*Records shown:*

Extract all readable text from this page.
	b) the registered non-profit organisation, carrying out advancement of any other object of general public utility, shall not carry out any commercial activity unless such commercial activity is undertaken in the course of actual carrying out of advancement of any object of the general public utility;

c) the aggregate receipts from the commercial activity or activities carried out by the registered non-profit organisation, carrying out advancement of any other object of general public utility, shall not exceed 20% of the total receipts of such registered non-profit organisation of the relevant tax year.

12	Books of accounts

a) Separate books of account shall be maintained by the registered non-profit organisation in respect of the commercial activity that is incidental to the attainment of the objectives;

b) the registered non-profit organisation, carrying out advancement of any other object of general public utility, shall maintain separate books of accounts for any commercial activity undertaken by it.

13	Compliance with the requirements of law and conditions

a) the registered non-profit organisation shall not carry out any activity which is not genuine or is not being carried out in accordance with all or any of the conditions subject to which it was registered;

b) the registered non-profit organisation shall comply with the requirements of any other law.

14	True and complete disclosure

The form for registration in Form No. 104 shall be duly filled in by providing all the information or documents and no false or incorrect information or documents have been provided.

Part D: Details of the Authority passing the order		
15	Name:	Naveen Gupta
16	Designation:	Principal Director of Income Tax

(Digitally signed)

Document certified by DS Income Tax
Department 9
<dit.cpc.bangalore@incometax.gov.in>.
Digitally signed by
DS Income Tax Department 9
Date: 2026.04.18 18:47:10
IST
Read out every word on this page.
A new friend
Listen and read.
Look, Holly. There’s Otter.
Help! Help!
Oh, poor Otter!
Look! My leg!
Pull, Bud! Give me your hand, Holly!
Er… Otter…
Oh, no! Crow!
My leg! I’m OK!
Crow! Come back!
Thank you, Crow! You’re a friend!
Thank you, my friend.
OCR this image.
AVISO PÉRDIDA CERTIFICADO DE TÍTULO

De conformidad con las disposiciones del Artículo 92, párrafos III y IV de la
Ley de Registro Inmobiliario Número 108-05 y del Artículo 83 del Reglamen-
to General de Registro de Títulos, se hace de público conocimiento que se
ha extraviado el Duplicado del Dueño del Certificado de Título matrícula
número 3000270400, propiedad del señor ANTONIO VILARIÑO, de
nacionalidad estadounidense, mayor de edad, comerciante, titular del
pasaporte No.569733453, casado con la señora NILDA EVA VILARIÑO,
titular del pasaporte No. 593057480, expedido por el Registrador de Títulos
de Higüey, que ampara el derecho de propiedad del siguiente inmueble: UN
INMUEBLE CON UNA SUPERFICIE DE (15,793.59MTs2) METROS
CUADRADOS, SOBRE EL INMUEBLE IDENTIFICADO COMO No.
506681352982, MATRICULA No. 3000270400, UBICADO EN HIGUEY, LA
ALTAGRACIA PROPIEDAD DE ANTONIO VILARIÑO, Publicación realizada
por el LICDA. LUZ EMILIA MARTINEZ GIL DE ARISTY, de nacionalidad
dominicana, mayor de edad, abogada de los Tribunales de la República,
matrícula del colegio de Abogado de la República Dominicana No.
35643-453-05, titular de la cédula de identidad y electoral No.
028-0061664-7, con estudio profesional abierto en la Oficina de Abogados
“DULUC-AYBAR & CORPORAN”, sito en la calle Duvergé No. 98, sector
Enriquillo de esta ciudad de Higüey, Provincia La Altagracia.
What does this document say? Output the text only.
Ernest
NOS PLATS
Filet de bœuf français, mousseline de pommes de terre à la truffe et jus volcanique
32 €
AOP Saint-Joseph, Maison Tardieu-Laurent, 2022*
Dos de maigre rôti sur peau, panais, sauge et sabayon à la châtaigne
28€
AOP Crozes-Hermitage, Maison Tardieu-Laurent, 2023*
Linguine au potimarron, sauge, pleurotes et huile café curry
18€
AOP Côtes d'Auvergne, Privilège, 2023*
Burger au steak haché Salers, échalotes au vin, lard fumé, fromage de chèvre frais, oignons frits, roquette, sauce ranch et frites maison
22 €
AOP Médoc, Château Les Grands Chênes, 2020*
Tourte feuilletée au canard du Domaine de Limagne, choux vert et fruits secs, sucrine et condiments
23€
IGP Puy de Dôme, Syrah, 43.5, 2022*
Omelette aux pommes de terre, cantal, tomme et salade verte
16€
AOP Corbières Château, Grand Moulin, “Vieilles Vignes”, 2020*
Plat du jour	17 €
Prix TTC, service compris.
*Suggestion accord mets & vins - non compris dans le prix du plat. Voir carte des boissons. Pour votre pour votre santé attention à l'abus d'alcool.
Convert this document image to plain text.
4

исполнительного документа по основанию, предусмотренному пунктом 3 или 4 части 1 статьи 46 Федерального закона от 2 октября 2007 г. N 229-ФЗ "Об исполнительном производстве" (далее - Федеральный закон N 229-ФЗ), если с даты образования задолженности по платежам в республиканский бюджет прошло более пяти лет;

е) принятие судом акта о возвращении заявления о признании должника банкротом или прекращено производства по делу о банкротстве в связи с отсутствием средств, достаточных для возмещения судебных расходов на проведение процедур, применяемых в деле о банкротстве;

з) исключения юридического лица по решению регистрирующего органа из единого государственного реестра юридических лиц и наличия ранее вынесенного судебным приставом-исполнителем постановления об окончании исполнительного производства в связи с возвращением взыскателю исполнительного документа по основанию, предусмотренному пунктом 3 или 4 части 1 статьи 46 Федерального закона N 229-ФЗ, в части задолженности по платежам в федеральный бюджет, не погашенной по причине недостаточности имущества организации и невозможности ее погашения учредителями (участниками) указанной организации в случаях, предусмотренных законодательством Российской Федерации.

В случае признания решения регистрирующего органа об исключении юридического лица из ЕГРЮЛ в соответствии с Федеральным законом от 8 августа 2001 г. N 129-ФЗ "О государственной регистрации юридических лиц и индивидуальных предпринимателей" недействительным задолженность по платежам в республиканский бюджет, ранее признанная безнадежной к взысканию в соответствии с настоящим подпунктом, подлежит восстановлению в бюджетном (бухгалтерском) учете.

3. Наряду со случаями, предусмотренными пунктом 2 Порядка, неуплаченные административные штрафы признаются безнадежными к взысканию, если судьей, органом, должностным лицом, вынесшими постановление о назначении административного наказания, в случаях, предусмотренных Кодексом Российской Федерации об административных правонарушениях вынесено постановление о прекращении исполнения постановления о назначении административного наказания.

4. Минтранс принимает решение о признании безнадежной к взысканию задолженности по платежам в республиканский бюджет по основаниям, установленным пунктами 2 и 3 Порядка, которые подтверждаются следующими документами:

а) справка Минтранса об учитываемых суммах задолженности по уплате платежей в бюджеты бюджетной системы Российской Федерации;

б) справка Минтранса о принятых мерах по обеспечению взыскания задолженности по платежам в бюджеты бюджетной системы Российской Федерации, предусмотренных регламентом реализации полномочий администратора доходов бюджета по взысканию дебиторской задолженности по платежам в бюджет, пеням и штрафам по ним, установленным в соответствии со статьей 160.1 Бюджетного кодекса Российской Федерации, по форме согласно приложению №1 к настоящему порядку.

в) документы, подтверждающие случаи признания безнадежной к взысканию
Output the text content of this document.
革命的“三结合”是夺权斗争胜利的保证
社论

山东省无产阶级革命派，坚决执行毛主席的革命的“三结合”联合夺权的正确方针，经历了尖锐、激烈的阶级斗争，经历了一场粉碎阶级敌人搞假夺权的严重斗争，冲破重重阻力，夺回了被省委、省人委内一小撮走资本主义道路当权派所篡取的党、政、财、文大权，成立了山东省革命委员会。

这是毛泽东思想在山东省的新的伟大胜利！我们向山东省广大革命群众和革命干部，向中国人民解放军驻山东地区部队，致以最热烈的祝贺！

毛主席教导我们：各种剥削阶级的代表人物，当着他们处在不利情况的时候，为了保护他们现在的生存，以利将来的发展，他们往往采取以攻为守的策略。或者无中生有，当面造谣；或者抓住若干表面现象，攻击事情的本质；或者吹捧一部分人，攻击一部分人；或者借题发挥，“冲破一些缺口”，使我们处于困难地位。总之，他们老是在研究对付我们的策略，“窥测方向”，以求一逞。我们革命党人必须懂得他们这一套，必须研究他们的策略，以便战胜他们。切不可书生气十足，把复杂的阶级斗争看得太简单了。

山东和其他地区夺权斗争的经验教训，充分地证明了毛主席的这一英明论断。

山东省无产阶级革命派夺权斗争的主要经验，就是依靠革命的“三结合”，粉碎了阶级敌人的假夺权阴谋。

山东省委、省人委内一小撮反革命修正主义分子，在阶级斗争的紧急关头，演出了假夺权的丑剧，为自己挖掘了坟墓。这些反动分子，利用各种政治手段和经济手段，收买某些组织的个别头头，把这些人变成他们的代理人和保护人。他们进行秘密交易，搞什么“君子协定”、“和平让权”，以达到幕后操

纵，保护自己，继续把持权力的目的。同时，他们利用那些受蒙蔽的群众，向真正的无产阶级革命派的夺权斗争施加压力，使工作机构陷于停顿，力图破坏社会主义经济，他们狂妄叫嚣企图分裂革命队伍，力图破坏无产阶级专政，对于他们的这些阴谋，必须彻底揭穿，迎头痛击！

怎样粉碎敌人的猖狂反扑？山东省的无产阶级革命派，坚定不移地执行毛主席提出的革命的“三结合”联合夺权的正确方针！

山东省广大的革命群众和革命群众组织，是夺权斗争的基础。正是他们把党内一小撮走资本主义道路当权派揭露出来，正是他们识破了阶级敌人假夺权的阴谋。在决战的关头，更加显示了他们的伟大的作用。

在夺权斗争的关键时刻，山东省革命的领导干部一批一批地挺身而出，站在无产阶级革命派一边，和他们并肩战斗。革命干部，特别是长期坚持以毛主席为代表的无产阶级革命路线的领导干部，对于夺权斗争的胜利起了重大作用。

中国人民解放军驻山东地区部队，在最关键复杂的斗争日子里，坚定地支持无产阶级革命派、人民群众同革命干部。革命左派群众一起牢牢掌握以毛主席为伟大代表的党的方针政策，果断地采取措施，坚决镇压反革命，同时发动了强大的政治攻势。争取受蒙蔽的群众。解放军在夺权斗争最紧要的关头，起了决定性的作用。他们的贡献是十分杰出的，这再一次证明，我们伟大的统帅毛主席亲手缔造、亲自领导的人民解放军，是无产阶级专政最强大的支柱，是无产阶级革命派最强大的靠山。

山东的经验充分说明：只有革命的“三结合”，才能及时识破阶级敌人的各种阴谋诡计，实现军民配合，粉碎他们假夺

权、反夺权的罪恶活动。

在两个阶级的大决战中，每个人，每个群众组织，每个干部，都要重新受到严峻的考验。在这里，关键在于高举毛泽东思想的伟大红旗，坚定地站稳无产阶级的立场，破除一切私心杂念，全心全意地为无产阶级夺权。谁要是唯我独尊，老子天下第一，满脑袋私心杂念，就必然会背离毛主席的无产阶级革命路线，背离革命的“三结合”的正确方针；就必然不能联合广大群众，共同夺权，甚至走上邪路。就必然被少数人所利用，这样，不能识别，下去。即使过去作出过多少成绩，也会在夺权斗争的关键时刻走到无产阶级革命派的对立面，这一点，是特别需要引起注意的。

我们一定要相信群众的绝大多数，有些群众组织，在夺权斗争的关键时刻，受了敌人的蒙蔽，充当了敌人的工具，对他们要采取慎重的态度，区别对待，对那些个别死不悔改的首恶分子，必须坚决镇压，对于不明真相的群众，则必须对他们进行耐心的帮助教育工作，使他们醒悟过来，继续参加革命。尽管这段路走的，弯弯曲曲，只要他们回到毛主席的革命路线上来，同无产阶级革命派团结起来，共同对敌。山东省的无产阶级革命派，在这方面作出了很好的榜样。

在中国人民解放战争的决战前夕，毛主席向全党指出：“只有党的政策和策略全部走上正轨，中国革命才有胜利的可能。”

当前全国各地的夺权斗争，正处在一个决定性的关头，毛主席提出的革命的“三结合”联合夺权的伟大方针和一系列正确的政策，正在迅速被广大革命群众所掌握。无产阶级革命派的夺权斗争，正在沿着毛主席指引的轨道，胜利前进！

*Requirements:* Look through the entries above; copy each line where the string "conditions" appears.

*Response to the exercise:*
13	Compliance with the requirements of law and conditions
a) the registered non-profit organisation shall not carry out any activity which is not genuine or is not being carried out in accordance with all or any of the conditions subject to which it was registered;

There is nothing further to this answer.